=== DIRECTIONS ===
Identify every line in the records below that contains the word "structure", and reproduce each one.

+++ TASK DATA

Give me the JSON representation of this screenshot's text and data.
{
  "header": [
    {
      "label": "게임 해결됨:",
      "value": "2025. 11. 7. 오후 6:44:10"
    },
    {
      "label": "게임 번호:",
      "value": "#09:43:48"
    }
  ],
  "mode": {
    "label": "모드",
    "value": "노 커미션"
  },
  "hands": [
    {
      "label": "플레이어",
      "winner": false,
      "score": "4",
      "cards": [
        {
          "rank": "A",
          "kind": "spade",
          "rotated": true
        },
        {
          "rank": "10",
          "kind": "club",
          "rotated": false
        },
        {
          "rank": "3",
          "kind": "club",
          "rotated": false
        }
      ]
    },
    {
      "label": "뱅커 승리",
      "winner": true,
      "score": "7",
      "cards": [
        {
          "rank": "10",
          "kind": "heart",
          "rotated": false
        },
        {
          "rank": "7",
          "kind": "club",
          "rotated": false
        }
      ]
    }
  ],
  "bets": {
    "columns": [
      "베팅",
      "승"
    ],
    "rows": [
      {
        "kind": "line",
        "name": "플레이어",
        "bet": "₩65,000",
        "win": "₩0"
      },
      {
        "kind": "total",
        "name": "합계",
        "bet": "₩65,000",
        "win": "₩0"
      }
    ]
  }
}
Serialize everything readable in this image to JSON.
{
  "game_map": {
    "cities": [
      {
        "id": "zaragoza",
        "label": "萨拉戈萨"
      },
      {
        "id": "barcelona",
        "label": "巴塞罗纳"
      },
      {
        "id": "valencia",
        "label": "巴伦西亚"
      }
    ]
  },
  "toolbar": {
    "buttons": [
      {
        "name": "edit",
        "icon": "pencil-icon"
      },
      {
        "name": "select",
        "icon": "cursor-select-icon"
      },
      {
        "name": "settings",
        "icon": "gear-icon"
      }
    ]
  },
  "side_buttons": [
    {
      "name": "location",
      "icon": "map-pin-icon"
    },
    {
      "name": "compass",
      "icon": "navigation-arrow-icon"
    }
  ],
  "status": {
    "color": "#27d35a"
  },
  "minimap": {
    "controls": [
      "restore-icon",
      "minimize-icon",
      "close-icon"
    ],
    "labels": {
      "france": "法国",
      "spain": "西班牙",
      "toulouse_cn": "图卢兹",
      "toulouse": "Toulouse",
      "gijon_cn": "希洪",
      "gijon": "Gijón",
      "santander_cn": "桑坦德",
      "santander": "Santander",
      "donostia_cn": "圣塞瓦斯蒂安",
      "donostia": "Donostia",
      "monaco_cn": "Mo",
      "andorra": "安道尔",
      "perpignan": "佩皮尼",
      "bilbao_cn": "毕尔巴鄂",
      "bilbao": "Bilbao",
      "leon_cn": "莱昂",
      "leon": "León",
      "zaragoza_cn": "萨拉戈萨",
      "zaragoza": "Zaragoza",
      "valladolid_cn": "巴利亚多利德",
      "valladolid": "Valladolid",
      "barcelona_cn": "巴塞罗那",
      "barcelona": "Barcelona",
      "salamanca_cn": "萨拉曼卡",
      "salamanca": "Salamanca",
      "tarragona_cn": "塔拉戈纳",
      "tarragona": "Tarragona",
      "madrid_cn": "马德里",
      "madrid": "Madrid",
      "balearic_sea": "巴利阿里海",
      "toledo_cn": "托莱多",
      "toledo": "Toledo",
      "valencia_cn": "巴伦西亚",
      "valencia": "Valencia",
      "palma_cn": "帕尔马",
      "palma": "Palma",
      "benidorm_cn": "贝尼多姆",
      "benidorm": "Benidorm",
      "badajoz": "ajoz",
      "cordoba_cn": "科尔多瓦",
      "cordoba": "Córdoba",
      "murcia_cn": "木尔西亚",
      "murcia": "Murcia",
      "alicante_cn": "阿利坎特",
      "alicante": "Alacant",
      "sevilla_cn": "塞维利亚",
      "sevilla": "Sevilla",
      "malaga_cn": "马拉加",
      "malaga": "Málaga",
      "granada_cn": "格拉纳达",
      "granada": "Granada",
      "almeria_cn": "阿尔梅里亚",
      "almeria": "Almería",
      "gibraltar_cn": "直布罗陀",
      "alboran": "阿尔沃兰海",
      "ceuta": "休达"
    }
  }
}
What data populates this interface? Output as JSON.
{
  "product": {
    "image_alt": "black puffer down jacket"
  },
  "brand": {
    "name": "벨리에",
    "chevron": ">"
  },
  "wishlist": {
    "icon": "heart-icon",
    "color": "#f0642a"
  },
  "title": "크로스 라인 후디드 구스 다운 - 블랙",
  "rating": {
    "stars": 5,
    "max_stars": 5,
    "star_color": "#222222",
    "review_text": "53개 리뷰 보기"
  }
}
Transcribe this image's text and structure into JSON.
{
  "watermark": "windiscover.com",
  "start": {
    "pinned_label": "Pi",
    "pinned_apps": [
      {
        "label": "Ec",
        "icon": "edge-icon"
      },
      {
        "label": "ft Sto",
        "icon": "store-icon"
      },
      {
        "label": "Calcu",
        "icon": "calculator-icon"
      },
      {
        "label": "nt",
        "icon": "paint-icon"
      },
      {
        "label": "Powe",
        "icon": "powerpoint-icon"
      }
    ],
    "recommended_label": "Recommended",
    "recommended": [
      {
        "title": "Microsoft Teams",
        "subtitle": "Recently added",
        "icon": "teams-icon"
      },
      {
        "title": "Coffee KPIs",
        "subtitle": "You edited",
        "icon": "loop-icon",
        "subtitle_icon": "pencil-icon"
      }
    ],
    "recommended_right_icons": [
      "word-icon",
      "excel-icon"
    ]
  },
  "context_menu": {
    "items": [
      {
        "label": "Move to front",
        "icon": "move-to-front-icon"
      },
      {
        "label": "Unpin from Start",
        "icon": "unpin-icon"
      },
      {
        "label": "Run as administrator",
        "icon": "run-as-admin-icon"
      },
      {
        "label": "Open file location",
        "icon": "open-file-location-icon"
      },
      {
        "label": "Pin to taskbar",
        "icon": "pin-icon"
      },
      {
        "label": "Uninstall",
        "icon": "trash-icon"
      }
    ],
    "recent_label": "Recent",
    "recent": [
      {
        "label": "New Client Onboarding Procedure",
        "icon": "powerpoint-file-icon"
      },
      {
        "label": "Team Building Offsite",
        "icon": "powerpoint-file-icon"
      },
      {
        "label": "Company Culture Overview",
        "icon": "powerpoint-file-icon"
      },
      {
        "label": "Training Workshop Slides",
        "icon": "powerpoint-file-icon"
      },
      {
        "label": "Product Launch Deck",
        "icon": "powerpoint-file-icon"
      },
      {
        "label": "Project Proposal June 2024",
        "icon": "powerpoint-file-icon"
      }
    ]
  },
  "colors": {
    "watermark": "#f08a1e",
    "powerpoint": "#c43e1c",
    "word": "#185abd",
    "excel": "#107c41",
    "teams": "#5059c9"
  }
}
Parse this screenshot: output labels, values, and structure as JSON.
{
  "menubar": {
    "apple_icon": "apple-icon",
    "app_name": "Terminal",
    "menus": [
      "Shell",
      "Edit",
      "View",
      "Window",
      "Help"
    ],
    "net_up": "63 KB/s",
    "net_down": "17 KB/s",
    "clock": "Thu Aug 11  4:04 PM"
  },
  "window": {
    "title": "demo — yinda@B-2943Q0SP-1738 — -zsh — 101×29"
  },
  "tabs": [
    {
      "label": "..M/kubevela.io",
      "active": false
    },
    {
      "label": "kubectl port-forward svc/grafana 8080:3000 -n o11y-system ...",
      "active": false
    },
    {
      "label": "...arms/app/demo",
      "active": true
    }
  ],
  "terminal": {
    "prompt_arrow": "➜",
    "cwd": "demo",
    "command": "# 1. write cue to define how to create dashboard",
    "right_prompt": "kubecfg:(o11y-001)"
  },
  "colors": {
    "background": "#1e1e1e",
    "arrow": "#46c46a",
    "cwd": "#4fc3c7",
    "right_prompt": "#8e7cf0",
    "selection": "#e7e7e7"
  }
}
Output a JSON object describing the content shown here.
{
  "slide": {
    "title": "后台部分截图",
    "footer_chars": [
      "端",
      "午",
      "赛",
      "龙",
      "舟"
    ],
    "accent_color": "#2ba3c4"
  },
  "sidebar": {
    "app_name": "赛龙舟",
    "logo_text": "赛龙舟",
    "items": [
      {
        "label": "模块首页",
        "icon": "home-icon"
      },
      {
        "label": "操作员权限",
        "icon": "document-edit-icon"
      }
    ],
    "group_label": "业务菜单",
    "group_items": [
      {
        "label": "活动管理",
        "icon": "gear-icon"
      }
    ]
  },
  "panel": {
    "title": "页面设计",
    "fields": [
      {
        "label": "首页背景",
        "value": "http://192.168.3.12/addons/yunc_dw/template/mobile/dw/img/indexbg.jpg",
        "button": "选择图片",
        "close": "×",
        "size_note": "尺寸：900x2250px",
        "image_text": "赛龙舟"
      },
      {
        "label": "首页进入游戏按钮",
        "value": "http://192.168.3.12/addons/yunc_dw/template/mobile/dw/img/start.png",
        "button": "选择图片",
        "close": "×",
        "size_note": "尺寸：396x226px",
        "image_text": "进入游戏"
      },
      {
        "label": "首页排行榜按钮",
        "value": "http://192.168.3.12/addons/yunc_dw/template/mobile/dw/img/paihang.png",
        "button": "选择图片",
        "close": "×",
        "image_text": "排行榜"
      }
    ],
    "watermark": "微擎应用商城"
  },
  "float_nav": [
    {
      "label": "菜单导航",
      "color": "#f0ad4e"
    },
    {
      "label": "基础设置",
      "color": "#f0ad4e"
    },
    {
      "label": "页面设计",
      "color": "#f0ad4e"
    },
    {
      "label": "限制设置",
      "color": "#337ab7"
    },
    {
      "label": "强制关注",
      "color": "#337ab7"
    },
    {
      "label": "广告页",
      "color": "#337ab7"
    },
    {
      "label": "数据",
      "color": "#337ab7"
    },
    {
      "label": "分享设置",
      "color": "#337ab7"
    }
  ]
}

++++++

=== EXERCISE ANSWER ===
Transcribe this image's text and structure into JSON.
Parse this screenshot: output labels, values, and structure as JSON.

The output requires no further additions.